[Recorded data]
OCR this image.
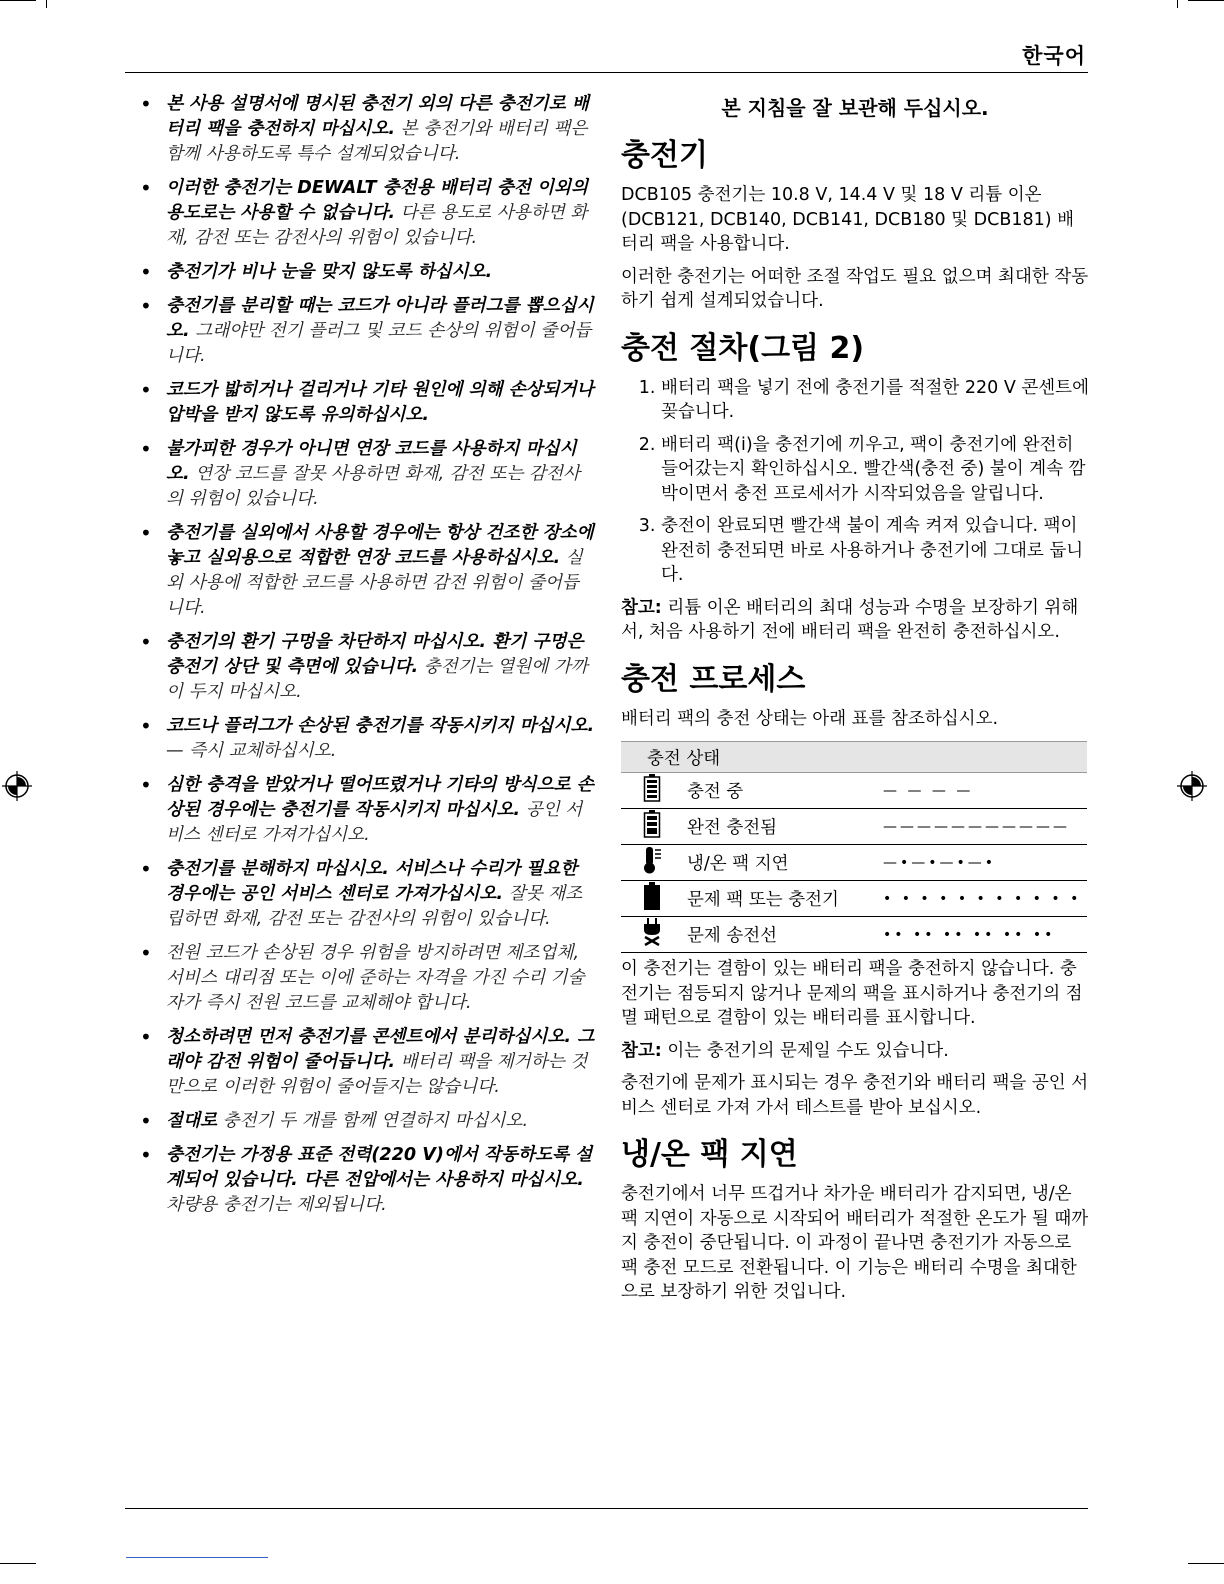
한국어
• 본 사용 설명서에 명시된 충전기 외의 다른 충전기로 배터리 팩을 충전하지 마십시오. 본 충전기와 배터리 팩은 함께 사용하도록 특수 설계되었습니다.
• 이러한 충전기는 DEWALT 충전용 배터리 충전 이외의 용도로는 사용할 수 없습니다. 다른 용도로 사용하면 화재, 감전 또는 감전사의 위험이 있습니다.
• 충전기가 비나 눈을 맞지 않도록 하십시오.
• 충전기를 분리할 때는 코드가 아니라 플러그를 뽑으십시오. 그래야만 전기 플러그 및 코드 손상의 위험이 줄어듭니다.
• 코드가 밟히거나 걸리거나 기타 원인에 의해 손상되거나 압박을 받지 않도록 유의하십시오.
• 불가피한 경우가 아니면 연장 코드를 사용하지 마십시오. 연장 코드를 잘못 사용하면 화재, 감전 또는 감전사의 위험이 있습니다.
• 충전기를 실외에서 사용할 경우에는 항상 건조한 장소에 놓고 실외용으로 적합한 연장 코드를 사용하십시오. 실외 사용에 적합한 코드를 사용하면 감전 위험이 줄어듭니다.
• 충전기의 환기 구멍을 차단하지 마십시오. 환기 구멍은 충전기 상단 및 측면에 있습니다. 충전기는 열원에 가까이 두지 마십시오.
• 코드나 플러그가 손상된 충전기를 작동시키지 마십시오. — 즉시 교체하십시오.
• 심한 충격을 받았거나 떨어뜨렸거나 기타의 방식으로 손상된 경우에는 충전기를 작동시키지 마십시오. 공인 서비스 센터로 가져가십시오.
• 충전기를 분해하지 마십시오. 서비스나 수리가 필요한 경우에는 공인 서비스 센터로 가져가십시오. 잘못 재조립하면 화재, 감전 또는 감전사의 위험이 있습니다.
• 전원 코드가 손상된 경우 위험을 방지하려면 제조업체, 서비스 대리점 또는 이에 준하는 자격을 가진 수리 기술자가 즉시 전원 코드를 교체해야 합니다.
• 청소하려면 먼저 충전기를 콘센트에서 분리하십시오. 그래야 감전 위험이 줄어듭니다. 배터리 팩을 제거하는 것만으로 이러한 위험이 줄어들지는 않습니다.
• 절대로 충전기 두 개를 함께 연결하지 마십시오.
• 충전기는 가정용 표준 전력(220 V)에서 작동하도록 설계되어 있습니다. 다른 전압에서는 사용하지 마십시오. 차량용 충전기는 제외됩니다.
본 지침을 잘 보관해 두십시오.
충전기

DCB105 충전기는 10.8 V, 14.4 V 및 18 V 리튬 이온 (DCB121, DCB140, DCB141, DCB180 및 DCB181) 배터리 팩을 사용합니다.

이러한 충전기는 어떠한 조절 작업도 필요 없으며 최대한 작동하기 쉽게 설계되었습니다.

충전 절차(그림 2)
1. 배터리 팩을 넣기 전에 충전기를 적절한 220 V 콘센트에 꽂습니다.
2. 배터리 팩(i)을 충전기에 끼우고, 팩이 충전기에 완전히 들어갔는지 확인하십시오. 빨간색(충전 중) 불이 계속 깜박이면서 충전 프로세서가 시작되었음을 알립니다.
3. 충전이 완료되면 빨간색 불이 계속 켜져 있습니다. 팩이 완전히 충전되면 바로 사용하거나 충전기에 그대로 둡니다.

참고: 리튬 이온 배터리의 최대 성능과 수명을 보장하기 위해서, 처음 사용하기 전에 배터리 팩을 완전히 충전하십시오.

충전 프로세스

배터리 팩의 충전 상태는 아래 표를 참조하십시오.

충전 상태		
	충전 중	— — — —
	완전 충전됨	———————————
	냉/온 팩 지연	—•—•—•—•
	문제 팩 또는 충전기	• • • • • • • • • • •
	문제 송전선	•• •• •• •• •• ••

이 충전기는 결함이 있는 배터리 팩을 충전하지 않습니다. 충전기는 점등되지 않거나 문제의 팩을 표시하거나 충전기의 점멸 패턴으로 결함이 있는 배터리를 표시합니다.

참고: 이는 충전기의 문제일 수도 있습니다.

충전기에 문제가 표시되는 경우 충전기와 배터리 팩을 공인 서비스 센터로 가져 가서 테스트를 받아 보십시오.

냉/온 팩 지연

충전기에서 너무 뜨겁거나 차가운 배터리가 감지되면, 냉/온 팩 지연이 자동으로 시작되어 배터리가 적절한 온도가 될 때까지 충전이 중단됩니다. 이 과정이 끝나면 충전기가 자동으로 팩 충전 모드로 전환됩니다. 이 기능은 배터리 수명을 최대한으로 보장하기 위한 것입니다.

Goal: Without including any pictures, please restate all the records exactly.

Reply to the task:
OCR this image.
한국어
• 본 사용 설명서에 명시된 충전기 외의 다른 충전기로 배터리 팩을 충전하지 마십시오. 본 충전기와 배터리 팩은 함께 사용하도록 특수 설계되었습니다.
• 이러한 충전기는 DEWALT 충전용 배터리 충전 이외의 용도로는 사용할 수 없습니다. 다른 용도로 사용하면 화재, 감전 또는 감전사의 위험이 있습니다.
• 충전기가 비나 눈을 맞지 않도록 하십시오.
• 충전기를 분리할 때는 코드가 아니라 플러그를 뽑으십시오. 그래야만 전기 플러그 및 코드 손상의 위험이 줄어듭니다.
• 코드가 밟히거나 걸리거나 기타 원인에 의해 손상되거나 압박을 받지 않도록 유의하십시오.
• 불가피한 경우가 아니면 연장 코드를 사용하지 마십시오. 연장 코드를 잘못 사용하면 화재, 감전 또는 감전사의 위험이 있습니다.
• 충전기를 실외에서 사용할 경우에는 항상 건조한 장소에 놓고 실외용으로 적합한 연장 코드를 사용하십시오. 실외 사용에 적합한 코드를 사용하면 감전 위험이 줄어듭니다.
• 충전기의 환기 구멍을 차단하지 마십시오. 환기 구멍은 충전기 상단 및 측면에 있습니다. 충전기는 열원에 가까이 두지 마십시오.
• 코드나 플러그가 손상된 충전기를 작동시키지 마십시오. — 즉시 교체하십시오.
• 심한 충격을 받았거나 떨어뜨렸거나 기타의 방식으로 손상된 경우에는 충전기를 작동시키지 마십시오. 공인 서비스 센터로 가져가십시오.
• 충전기를 분해하지 마십시오. 서비스나 수리가 필요한 경우에는 공인 서비스 센터로 가져가십시오. 잘못 재조립하면 화재, 감전 또는 감전사의 위험이 있습니다.
• 전원 코드가 손상된 경우 위험을 방지하려면 제조업체, 서비스 대리점 또는 이에 준하는 자격을 가진 수리 기술자가 즉시 전원 코드를 교체해야 합니다.
• 청소하려면 먼저 충전기를 콘센트에서 분리하십시오. 그래야 감전 위험이 줄어듭니다. 배터리 팩을 제거하는 것만으로 이러한 위험이 줄어들지는 않습니다.
• 절대로 충전기 두 개를 함께 연결하지 마십시오.
• 충전기는 가정용 표준 전력(220 V)에서 작동하도록 설계되어 있습니다. 다른 전압에서는 사용하지 마십시오. 차량용 충전기는 제외됩니다.
본 지침을 잘 보관해 두십시오.
충전기

DCB105 충전기는 10.8 V, 14.4 V 및 18 V 리튬 이온 (DCB121, DCB140, DCB141, DCB180 및 DCB181) 배터리 팩을 사용합니다.

이러한 충전기는 어떠한 조절 작업도 필요 없으며 최대한 작동하기 쉽게 설계되었습니다.

충전 절차(그림 2)
1. 배터리 팩을 넣기 전에 충전기를 적절한 220 V 콘센트에 꽂습니다.
2. 배터리 팩(i)을 충전기에 끼우고, 팩이 충전기에 완전히 들어갔는지 확인하십시오. 빨간색(충전 중) 불이 계속 깜박이면서 충전 프로세서가 시작되었음을 알립니다.
3. 충전이 완료되면 빨간색 불이 계속 켜져 있습니다. 팩이 완전히 충전되면 바로 사용하거나 충전기에 그대로 둡니다.

참고: 리튬 이온 배터리의 최대 성능과 수명을 보장하기 위해서, 처음 사용하기 전에 배터리 팩을 완전히 충전하십시오.

충전 프로세스

배터리 팩의 충전 상태는 아래 표를 참조하십시오.

충전 상태		
	충전 중	— — — —
	완전 충전됨	———————————
	냉/온 팩 지연	—•—•—•—•
	문제 팩 또는 충전기	• • • • • • • • • • •
	문제 송전선	•• •• •• •• •• ••

이 충전기는 결함이 있는 배터리 팩을 충전하지 않습니다. 충전기는 점등되지 않거나 문제의 팩을 표시하거나 충전기의 점멸 패턴으로 결함이 있는 배터리를 표시합니다.

참고: 이는 충전기의 문제일 수도 있습니다.

충전기에 문제가 표시되는 경우 충전기와 배터리 팩을 공인 서비스 센터로 가져 가서 테스트를 받아 보십시오.

냉/온 팩 지연

충전기에서 너무 뜨겁거나 차가운 배터리가 감지되면, 냉/온 팩 지연이 자동으로 시작되어 배터리가 적절한 온도가 될 때까지 충전이 중단됩니다. 이 과정이 끝나면 충전기가 자동으로 팩 충전 모드로 전환됩니다. 이 기능은 배터리 수명을 최대한으로 보장하기 위한 것입니다.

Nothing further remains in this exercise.